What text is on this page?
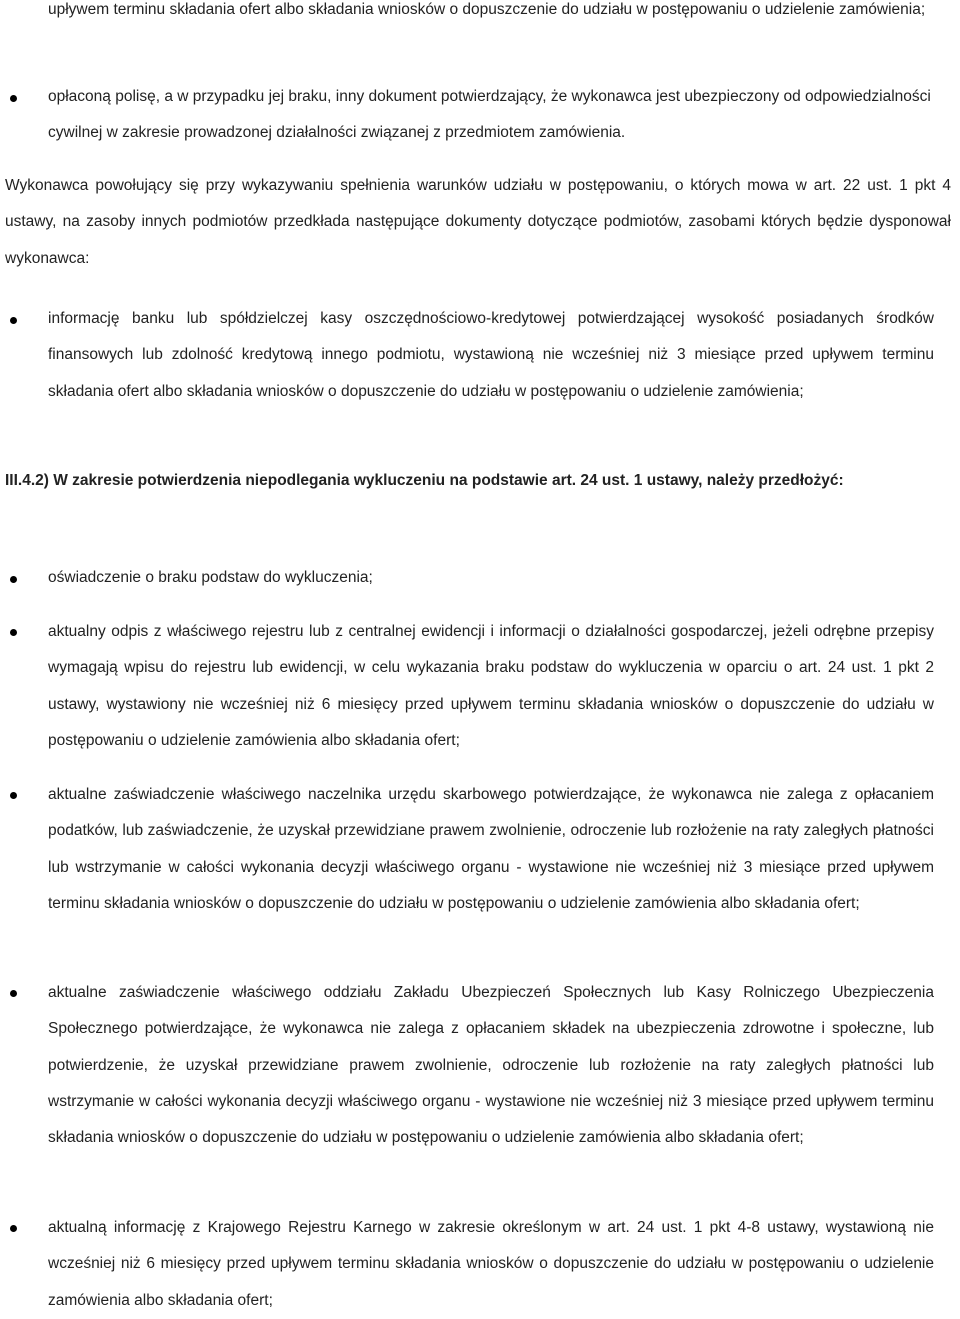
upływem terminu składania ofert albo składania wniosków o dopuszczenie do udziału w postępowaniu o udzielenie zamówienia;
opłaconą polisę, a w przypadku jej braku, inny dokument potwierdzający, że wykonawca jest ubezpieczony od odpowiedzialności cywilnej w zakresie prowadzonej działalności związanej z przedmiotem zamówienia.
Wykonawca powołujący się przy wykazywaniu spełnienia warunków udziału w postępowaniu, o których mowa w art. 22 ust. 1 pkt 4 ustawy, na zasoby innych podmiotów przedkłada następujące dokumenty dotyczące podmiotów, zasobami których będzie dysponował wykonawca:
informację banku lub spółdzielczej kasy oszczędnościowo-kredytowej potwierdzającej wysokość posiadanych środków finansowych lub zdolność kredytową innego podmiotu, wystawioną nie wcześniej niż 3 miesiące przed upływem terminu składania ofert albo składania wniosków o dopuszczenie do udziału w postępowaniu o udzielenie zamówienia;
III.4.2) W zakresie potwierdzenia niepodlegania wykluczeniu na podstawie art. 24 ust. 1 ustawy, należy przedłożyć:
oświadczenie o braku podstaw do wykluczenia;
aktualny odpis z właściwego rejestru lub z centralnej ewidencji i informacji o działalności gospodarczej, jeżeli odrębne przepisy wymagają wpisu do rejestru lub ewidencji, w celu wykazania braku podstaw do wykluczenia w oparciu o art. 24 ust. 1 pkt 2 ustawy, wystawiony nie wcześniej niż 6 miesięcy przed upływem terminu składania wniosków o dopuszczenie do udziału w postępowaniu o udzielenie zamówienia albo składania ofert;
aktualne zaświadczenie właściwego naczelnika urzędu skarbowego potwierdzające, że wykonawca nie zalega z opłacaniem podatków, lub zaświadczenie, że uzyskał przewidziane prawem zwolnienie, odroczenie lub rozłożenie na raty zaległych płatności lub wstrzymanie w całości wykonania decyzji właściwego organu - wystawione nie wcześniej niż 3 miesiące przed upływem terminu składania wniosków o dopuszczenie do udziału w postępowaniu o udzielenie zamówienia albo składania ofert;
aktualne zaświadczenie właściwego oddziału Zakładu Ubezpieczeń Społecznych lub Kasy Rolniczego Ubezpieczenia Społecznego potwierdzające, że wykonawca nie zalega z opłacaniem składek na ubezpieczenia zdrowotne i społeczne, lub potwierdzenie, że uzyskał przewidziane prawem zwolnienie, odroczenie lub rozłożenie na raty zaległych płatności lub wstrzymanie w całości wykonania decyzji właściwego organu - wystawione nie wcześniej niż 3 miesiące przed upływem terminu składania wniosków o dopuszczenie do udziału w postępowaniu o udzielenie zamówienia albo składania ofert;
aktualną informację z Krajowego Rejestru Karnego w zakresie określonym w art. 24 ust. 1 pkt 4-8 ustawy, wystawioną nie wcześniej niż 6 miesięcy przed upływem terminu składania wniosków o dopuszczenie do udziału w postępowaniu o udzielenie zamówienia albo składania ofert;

Problem: All of the material above should be reproduced exactly, except the pictures.

The answer:
What text is on this page?
upływem terminu składania ofert albo składania wniosków o dopuszczenie do udziału w postępowaniu o udzielenie zamówienia;
opłaconą polisę, a w przypadku jej braku, inny dokument potwierdzający, że wykonawca jest ubezpieczony od odpowiedzialności cywilnej w zakresie prowadzonej działalności związanej z przedmiotem zamówienia.
Wykonawca powołujący się przy wykazywaniu spełnienia warunków udziału w postępowaniu, o których mowa w art. 22 ust. 1 pkt 4 ustawy, na zasoby innych podmiotów przedkłada następujące dokumenty dotyczące podmiotów, zasobami których będzie dysponował wykonawca:
informację banku lub spółdzielczej kasy oszczędnościowo-kredytowej potwierdzającej wysokość posiadanych środków finansowych lub zdolność kredytową innego podmiotu, wystawioną nie wcześniej niż 3 miesiące przed upływem terminu składania ofert albo składania wniosków o dopuszczenie do udziału w postępowaniu o udzielenie zamówienia;
III.4.2) W zakresie potwierdzenia niepodlegania wykluczeniu na podstawie art. 24 ust. 1 ustawy, należy przedłożyć:
oświadczenie o braku podstaw do wykluczenia;
aktualny odpis z właściwego rejestru lub z centralnej ewidencji i informacji o działalności gospodarczej, jeżeli odrębne przepisy wymagają wpisu do rejestru lub ewidencji, w celu wykazania braku podstaw do wykluczenia w oparciu o art. 24 ust. 1 pkt 2 ustawy, wystawiony nie wcześniej niż 6 miesięcy przed upływem terminu składania wniosków o dopuszczenie do udziału w postępowaniu o udzielenie zamówienia albo składania ofert;
aktualne zaświadczenie właściwego naczelnika urzędu skarbowego potwierdzające, że wykonawca nie zalega z opłacaniem podatków, lub zaświadczenie, że uzyskał przewidziane prawem zwolnienie, odroczenie lub rozłożenie na raty zaległych płatności lub wstrzymanie w całości wykonania decyzji właściwego organu - wystawione nie wcześniej niż 3 miesiące przed upływem terminu składania wniosków o dopuszczenie do udziału w postępowaniu o udzielenie zamówienia albo składania ofert;
aktualne zaświadczenie właściwego oddziału Zakładu Ubezpieczeń Społecznych lub Kasy Rolniczego Ubezpieczenia Społecznego potwierdzające, że wykonawca nie zalega z opłacaniem składek na ubezpieczenia zdrowotne i społeczne, lub potwierdzenie, że uzyskał przewidziane prawem zwolnienie, odroczenie lub rozłożenie na raty zaległych płatności lub wstrzymanie w całości wykonania decyzji właściwego organu - wystawione nie wcześniej niż 3 miesiące przed upływem terminu składania wniosków o dopuszczenie do udziału w postępowaniu o udzielenie zamówienia albo składania ofert;
aktualną informację z Krajowego Rejestru Karnego w zakresie określonym w art. 24 ust. 1 pkt 4-8 ustawy, wystawioną nie wcześniej niż 6 miesięcy przed upływem terminu składania wniosków o dopuszczenie do udziału w postępowaniu o udzielenie zamówienia albo składania ofert;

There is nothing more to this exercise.